'''

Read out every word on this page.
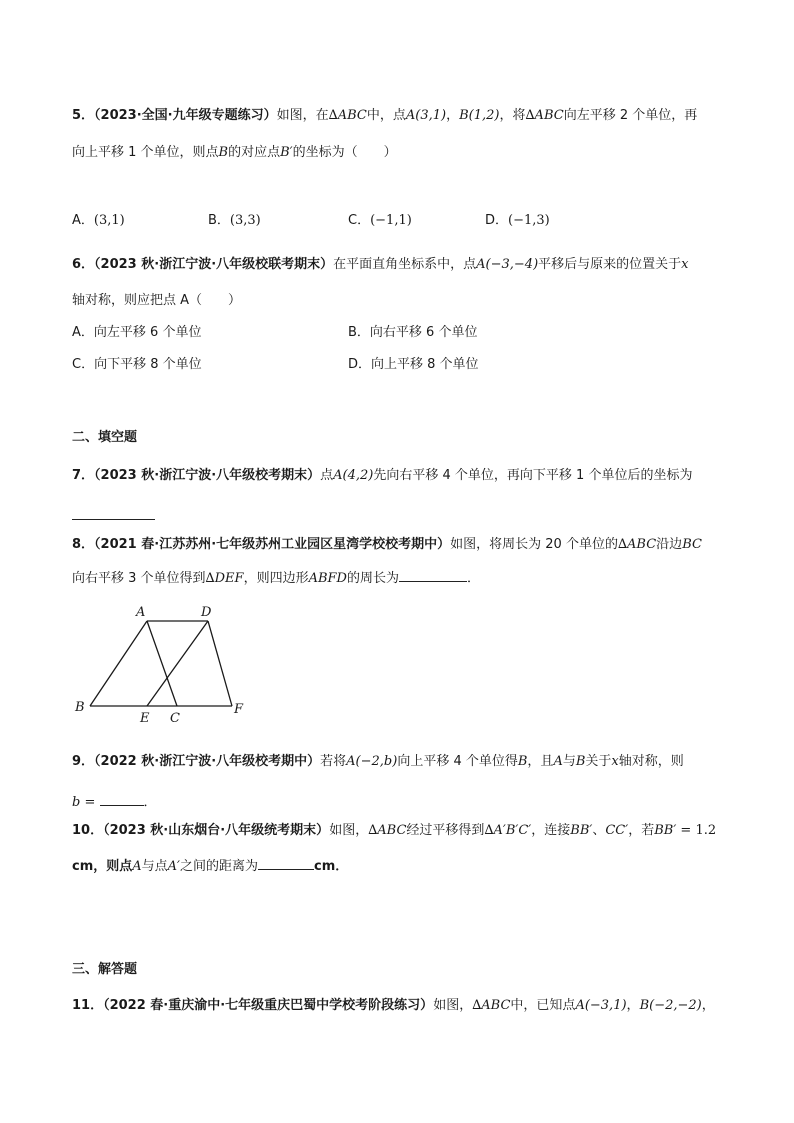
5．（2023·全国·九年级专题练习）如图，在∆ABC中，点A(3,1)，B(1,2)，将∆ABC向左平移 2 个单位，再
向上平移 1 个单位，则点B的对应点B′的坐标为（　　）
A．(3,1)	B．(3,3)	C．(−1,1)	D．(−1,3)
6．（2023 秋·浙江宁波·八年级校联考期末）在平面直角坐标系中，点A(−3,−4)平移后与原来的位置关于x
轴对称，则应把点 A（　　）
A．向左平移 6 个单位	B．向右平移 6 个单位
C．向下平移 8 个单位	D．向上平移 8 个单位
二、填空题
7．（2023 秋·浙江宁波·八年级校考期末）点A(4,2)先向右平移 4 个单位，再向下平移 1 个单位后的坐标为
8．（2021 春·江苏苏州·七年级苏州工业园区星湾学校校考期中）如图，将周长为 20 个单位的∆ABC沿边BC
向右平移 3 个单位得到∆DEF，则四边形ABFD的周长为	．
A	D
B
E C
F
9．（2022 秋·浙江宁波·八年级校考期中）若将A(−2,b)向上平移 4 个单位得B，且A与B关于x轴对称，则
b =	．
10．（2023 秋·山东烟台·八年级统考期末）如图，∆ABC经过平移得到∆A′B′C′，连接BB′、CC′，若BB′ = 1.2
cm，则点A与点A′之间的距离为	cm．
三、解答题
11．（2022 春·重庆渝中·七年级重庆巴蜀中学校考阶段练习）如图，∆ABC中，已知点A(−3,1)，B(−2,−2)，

'''

Given problem
Drop the images and repeat the data exactly.

Response for this exercise
Read out every word on this page.
5．（2023·全国·九年级专题练习）如图，在∆ABC中，点A(3,1)，B(1,2)，将∆ABC向左平移 2 个单位，再
向上平移 1 个单位，则点B的对应点B′的坐标为（　　）
A．(3,1)	B．(3,3)	C．(−1,1)	D．(−1,3)
6．（2023 秋·浙江宁波·八年级校联考期末）在平面直角坐标系中，点A(−3,−4)平移后与原来的位置关于x
轴对称，则应把点 A（　　）
A．向左平移 6 个单位	B．向右平移 6 个单位
C．向下平移 8 个单位	D．向上平移 8 个单位
二、填空题
7．（2023 秋·浙江宁波·八年级校考期末）点A(4,2)先向右平移 4 个单位，再向下平移 1 个单位后的坐标为
8．（2021 春·江苏苏州·七年级苏州工业园区星湾学校校考期中）如图，将周长为 20 个单位的∆ABC沿边BC
向右平移 3 个单位得到∆DEF，则四边形ABFD的周长为	．
A	D
B
E C
F
9．（2022 秋·浙江宁波·八年级校考期中）若将A(−2,b)向上平移 4 个单位得B，且A与B关于x轴对称，则
b =	．
10．（2023 秋·山东烟台·八年级统考期末）如图，∆ABC经过平移得到∆A′B′C′，连接BB′、CC′，若BB′ = 1.2
cm，则点A与点A′之间的距离为	cm．
三、解答题
11．（2022 春·重庆渝中·七年级重庆巴蜀中学校考阶段练习）如图，∆ABC中，已知点A(−3,1)，B(−2,−2)，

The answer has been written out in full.